• Task description:
Can you give again the lines from the one containing "What elements are" through the one containing "epd-table-row-label: Milk bbox=[1154, 476, 1226, 520]", copied character for character, with the pictures left out of your answer?

• Listed entries:
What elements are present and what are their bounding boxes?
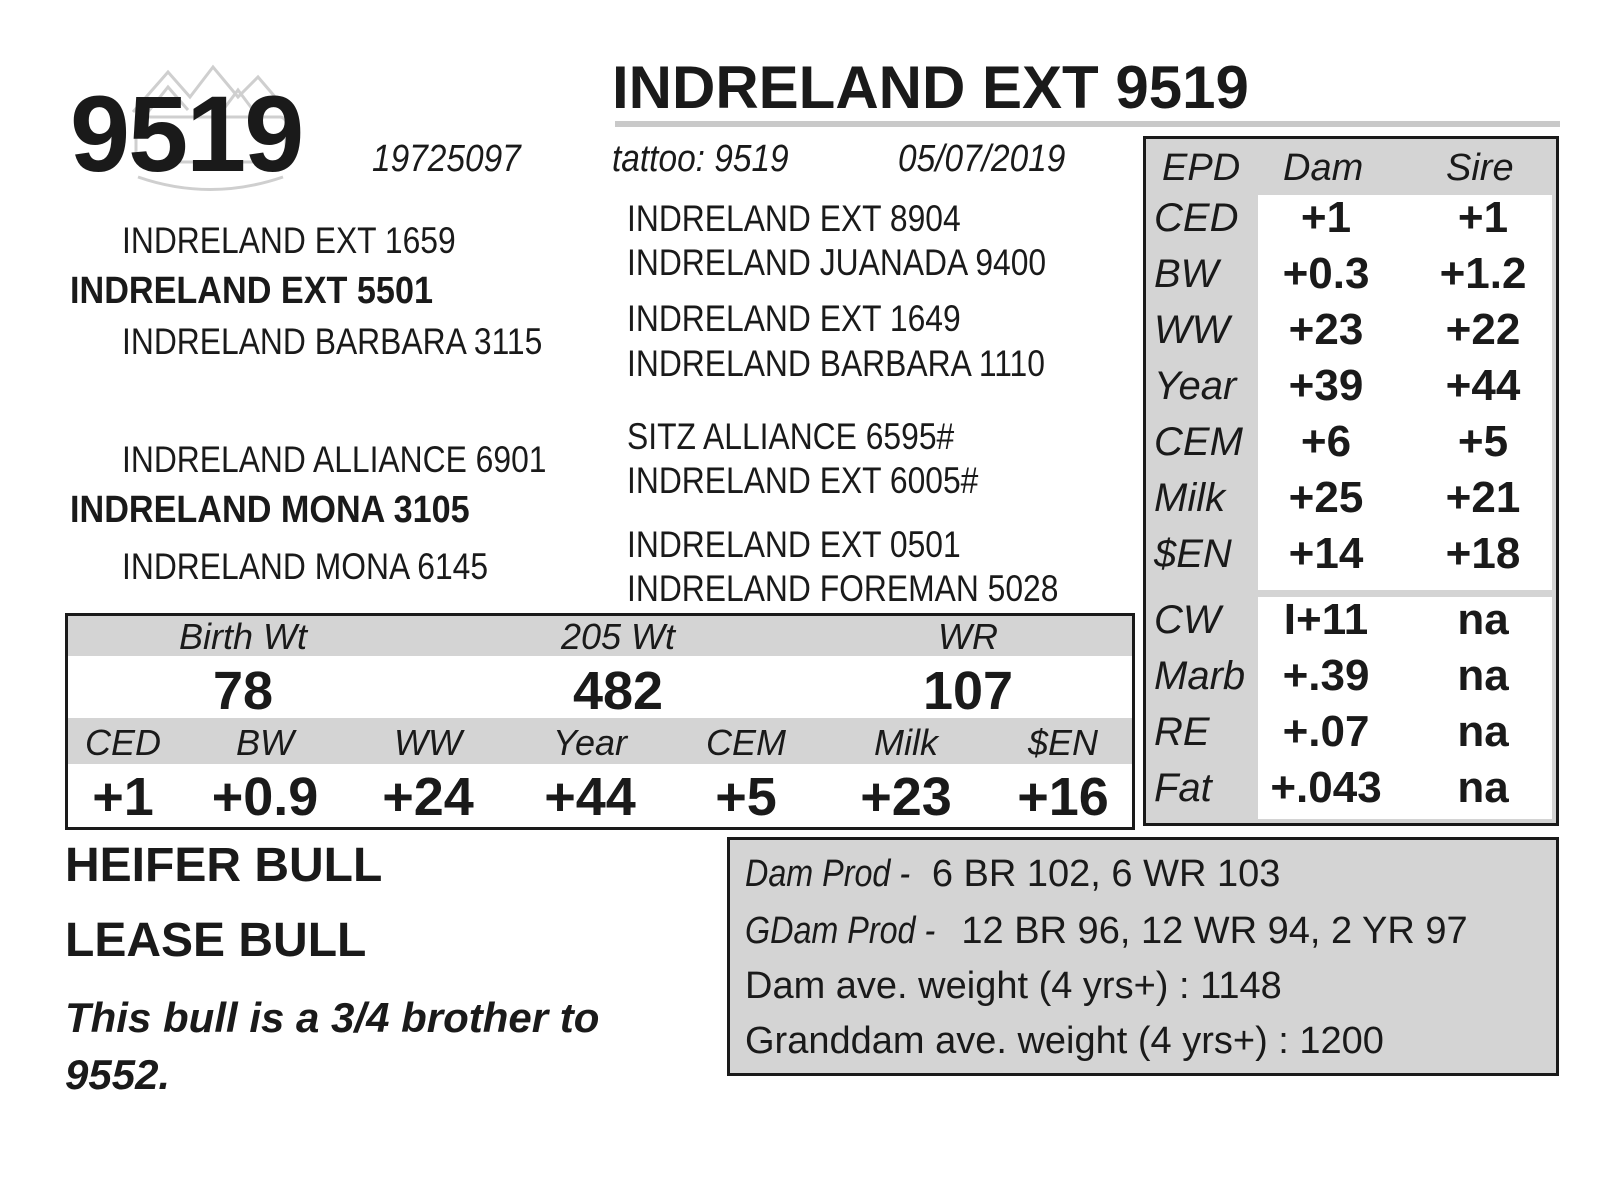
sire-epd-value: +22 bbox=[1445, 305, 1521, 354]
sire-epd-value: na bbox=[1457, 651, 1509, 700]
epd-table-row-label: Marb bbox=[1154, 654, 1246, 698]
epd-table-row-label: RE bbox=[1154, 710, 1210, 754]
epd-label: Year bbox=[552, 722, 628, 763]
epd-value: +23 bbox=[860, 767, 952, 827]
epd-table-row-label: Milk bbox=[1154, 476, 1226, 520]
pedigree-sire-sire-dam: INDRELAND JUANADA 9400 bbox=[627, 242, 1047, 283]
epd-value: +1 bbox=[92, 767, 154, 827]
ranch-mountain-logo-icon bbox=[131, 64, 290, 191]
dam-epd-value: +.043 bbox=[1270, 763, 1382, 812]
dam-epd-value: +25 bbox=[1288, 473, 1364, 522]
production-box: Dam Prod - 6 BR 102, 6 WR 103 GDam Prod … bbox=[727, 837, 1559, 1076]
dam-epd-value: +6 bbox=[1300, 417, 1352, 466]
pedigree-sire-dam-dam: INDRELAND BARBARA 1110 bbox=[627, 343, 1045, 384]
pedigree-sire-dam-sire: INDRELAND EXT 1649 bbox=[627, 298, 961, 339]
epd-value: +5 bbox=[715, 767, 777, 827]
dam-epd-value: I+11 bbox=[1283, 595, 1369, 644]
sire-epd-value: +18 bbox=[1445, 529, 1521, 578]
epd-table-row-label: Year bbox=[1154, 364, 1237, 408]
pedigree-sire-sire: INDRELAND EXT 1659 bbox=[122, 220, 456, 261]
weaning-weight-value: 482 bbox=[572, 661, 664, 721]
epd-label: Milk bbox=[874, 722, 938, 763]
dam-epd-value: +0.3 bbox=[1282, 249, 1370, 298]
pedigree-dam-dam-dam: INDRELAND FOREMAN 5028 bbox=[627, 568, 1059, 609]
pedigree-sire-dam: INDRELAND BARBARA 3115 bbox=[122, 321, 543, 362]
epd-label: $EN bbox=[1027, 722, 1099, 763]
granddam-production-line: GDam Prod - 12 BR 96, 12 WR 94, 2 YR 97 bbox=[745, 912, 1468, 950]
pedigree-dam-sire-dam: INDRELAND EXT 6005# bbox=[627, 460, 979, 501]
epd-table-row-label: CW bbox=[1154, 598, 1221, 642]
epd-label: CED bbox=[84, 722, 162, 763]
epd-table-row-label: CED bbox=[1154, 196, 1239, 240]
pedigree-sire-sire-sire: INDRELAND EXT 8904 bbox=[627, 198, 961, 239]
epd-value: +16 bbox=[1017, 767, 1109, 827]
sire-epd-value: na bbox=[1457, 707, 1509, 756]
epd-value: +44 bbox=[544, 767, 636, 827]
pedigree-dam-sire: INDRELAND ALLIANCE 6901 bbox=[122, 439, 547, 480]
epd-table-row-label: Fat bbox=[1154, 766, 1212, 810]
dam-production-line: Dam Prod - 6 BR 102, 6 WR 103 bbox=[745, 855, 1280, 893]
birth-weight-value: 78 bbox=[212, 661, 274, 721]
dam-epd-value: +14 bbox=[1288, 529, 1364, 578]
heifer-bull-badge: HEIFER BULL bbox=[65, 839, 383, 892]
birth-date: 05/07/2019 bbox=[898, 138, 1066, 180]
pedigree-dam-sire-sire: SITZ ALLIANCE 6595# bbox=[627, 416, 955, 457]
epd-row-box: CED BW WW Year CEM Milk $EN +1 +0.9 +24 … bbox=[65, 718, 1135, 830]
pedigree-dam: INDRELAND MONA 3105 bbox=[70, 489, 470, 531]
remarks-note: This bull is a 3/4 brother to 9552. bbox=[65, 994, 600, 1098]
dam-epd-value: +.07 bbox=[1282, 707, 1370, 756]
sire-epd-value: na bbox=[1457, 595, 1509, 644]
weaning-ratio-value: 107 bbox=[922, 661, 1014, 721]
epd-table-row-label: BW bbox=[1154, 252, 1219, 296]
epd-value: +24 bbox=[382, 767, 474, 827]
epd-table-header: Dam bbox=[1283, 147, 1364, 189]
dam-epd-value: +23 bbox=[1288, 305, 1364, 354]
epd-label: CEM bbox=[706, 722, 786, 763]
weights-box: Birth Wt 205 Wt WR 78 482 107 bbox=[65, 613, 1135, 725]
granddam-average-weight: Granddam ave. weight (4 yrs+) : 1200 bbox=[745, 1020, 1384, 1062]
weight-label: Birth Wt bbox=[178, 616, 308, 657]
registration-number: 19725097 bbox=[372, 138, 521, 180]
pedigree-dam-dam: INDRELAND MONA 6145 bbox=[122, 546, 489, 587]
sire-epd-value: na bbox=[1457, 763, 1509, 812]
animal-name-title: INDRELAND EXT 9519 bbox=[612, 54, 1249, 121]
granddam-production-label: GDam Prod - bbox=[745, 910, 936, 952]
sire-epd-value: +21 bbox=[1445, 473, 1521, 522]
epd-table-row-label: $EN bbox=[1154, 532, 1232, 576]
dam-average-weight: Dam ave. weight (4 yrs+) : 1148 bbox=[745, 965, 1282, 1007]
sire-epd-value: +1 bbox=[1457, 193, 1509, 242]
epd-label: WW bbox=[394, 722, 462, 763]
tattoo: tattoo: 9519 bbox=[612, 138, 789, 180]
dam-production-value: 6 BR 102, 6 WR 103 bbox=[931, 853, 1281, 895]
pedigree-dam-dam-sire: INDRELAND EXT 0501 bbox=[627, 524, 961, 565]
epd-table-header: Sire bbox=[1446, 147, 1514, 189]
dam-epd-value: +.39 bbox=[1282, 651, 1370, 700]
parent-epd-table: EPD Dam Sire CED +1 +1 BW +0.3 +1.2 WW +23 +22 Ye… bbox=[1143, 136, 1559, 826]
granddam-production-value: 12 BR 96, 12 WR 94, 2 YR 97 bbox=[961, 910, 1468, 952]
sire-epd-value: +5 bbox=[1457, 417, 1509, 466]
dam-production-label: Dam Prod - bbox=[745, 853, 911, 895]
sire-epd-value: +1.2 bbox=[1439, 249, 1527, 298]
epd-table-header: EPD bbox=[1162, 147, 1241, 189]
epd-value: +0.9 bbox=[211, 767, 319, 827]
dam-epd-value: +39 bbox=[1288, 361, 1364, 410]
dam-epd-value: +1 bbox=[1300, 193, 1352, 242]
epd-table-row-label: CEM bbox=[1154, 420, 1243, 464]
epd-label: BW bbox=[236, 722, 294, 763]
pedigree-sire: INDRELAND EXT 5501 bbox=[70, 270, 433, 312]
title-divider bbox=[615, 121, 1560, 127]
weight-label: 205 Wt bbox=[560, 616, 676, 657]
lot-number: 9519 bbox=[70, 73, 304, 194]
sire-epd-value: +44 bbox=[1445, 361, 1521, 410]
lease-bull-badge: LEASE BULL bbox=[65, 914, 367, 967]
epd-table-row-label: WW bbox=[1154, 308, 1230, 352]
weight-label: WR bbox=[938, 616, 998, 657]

--

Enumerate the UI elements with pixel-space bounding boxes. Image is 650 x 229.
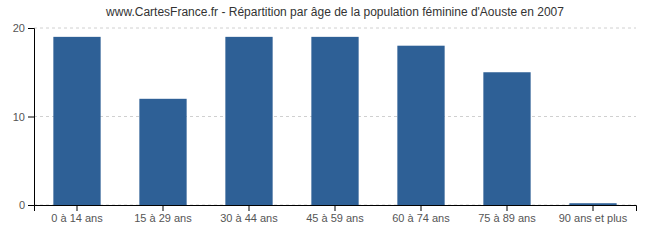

• Answer to the problem:
What elements are present and what are their bounding boxes?
sire-epd-value: +22 bbox=[1445, 305, 1521, 354]
sire-epd-value: na bbox=[1457, 651, 1509, 700]
epd-table-row-label: Marb bbox=[1154, 654, 1246, 698]
epd-table-row-label: RE bbox=[1154, 710, 1210, 754]
epd-label: Year bbox=[552, 722, 628, 763]
epd-value: +23 bbox=[860, 767, 952, 827]
epd-table-row-label: Milk bbox=[1154, 476, 1226, 520]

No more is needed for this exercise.